*Records provided*:
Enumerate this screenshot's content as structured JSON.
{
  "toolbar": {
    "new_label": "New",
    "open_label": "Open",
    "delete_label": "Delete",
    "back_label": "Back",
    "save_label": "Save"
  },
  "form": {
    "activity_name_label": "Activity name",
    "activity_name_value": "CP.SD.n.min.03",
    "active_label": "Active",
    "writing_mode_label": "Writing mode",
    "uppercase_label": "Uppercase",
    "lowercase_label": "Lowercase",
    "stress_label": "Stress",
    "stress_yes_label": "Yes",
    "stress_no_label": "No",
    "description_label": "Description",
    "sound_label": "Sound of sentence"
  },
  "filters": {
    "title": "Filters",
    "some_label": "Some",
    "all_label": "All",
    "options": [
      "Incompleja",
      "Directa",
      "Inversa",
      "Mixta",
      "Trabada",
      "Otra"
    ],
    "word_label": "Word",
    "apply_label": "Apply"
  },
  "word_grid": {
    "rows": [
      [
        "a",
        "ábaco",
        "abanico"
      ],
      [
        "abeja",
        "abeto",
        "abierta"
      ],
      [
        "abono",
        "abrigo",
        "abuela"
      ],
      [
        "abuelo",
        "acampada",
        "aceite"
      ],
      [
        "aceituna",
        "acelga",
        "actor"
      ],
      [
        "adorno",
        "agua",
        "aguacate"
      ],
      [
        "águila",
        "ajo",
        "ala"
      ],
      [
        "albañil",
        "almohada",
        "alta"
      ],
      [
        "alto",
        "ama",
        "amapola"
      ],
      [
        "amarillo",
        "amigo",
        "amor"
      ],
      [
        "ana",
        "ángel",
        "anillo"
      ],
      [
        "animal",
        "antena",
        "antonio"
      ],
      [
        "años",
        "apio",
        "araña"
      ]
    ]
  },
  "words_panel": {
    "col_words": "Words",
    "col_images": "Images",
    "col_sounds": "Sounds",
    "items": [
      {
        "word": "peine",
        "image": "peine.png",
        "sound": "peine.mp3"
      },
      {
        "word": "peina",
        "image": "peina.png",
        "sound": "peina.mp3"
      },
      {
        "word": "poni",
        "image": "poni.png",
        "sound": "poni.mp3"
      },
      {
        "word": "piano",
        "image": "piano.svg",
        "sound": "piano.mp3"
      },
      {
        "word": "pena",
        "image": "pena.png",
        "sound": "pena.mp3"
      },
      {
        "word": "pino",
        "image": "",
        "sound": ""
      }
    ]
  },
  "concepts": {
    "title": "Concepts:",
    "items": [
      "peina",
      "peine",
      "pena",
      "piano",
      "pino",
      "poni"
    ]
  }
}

*Problem to solve*: Copy all lines from the material that hold "peine".

*Output below*:
        "word": "peine",
        "image": "peine.png",
        "sound": "peine.mp3"
      "peine",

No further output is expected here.